-- begin Records supplied --

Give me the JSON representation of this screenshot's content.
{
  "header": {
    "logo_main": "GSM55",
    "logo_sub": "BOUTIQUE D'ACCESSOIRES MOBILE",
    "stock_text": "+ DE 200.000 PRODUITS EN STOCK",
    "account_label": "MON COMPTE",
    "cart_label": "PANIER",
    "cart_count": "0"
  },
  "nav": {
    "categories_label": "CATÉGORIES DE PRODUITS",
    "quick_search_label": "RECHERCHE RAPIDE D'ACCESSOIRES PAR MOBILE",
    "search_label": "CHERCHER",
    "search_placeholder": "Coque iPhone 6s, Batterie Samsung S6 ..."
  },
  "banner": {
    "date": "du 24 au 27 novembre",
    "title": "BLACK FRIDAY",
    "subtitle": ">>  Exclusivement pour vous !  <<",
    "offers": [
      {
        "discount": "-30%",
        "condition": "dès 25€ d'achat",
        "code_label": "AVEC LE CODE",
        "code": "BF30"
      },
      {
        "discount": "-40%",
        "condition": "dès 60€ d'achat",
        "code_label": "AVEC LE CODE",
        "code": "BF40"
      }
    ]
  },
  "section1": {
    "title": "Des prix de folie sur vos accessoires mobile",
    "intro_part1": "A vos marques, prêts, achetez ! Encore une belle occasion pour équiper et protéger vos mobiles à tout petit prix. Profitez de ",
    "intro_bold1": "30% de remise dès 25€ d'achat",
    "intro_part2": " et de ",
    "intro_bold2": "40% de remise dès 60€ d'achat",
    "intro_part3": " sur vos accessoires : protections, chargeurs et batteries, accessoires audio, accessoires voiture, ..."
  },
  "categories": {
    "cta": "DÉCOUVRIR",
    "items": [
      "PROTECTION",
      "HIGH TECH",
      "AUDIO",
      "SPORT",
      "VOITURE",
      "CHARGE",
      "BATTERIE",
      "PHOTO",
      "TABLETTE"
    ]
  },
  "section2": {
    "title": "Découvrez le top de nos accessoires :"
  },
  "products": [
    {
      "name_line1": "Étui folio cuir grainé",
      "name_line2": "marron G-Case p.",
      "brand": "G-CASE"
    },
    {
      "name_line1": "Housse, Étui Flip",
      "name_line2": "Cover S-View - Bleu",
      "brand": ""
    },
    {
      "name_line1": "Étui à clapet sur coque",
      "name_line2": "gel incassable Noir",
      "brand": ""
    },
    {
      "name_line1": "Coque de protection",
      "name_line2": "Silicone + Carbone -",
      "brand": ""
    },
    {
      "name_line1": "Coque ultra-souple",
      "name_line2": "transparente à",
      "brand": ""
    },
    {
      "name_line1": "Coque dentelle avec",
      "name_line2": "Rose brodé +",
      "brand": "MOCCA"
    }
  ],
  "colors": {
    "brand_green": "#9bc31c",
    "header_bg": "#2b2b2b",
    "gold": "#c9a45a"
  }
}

-- end Records supplied --

- [Job]: Retype all the material above precisely, with no line left out.

- [Full solution]:
Give me the JSON representation of this screenshot's content.
{
  "header": {
    "logo_main": "GSM55",
    "logo_sub": "BOUTIQUE D'ACCESSOIRES MOBILE",
    "stock_text": "+ DE 200.000 PRODUITS EN STOCK",
    "account_label": "MON COMPTE",
    "cart_label": "PANIER",
    "cart_count": "0"
  },
  "nav": {
    "categories_label": "CATÉGORIES DE PRODUITS",
    "quick_search_label": "RECHERCHE RAPIDE D'ACCESSOIRES PAR MOBILE",
    "search_label": "CHERCHER",
    "search_placeholder": "Coque iPhone 6s, Batterie Samsung S6 ..."
  },
  "banner": {
    "date": "du 24 au 27 novembre",
    "title": "BLACK FRIDAY",
    "subtitle": ">>  Exclusivement pour vous !  <<",
    "offers": [
      {
        "discount": "-30%",
        "condition": "dès 25€ d'achat",
        "code_label": "AVEC LE CODE",
        "code": "BF30"
      },
      {
        "discount": "-40%",
        "condition": "dès 60€ d'achat",
        "code_label": "AVEC LE CODE",
        "code": "BF40"
      }
    ]
  },
  "section1": {
    "title": "Des prix de folie sur vos accessoires mobile",
    "intro_part1": "A vos marques, prêts, achetez ! Encore une belle occasion pour équiper et protéger vos mobiles à tout petit prix. Profitez de ",
    "intro_bold1": "30% de remise dès 25€ d'achat",
    "intro_part2": " et de ",
    "intro_bold2": "40% de remise dès 60€ d'achat",
    "intro_part3": " sur vos accessoires : protections, chargeurs et batteries, accessoires audio, accessoires voiture, ..."
  },
  "categories": {
    "cta": "DÉCOUVRIR",
    "items": [
      "PROTECTION",
      "HIGH TECH",
      "AUDIO",
      "SPORT",
      "VOITURE",
      "CHARGE",
      "BATTERIE",
      "PHOTO",
      "TABLETTE"
    ]
  },
  "section2": {
    "title": "Découvrez le top de nos accessoires :"
  },
  "products": [
    {
      "name_line1": "Étui folio cuir grainé",
      "name_line2": "marron G-Case p.",
      "brand": "G-CASE"
    },
    {
      "name_line1": "Housse, Étui Flip",
      "name_line2": "Cover S-View - Bleu",
      "brand": ""
    },
    {
      "name_line1": "Étui à clapet sur coque",
      "name_line2": "gel incassable Noir",
      "brand": ""
    },
    {
      "name_line1": "Coque de protection",
      "name_line2": "Silicone + Carbone -",
      "brand": ""
    },
    {
      "name_line1": "Coque ultra-souple",
      "name_line2": "transparente à",
      "brand": ""
    },
    {
      "name_line1": "Coque dentelle avec",
      "name_line2": "Rose brodé +",
      "brand": "MOCCA"
    }
  ],
  "colors": {
    "brand_green": "#9bc31c",
    "header_bg": "#2b2b2b",
    "gold": "#c9a45a"
  }
}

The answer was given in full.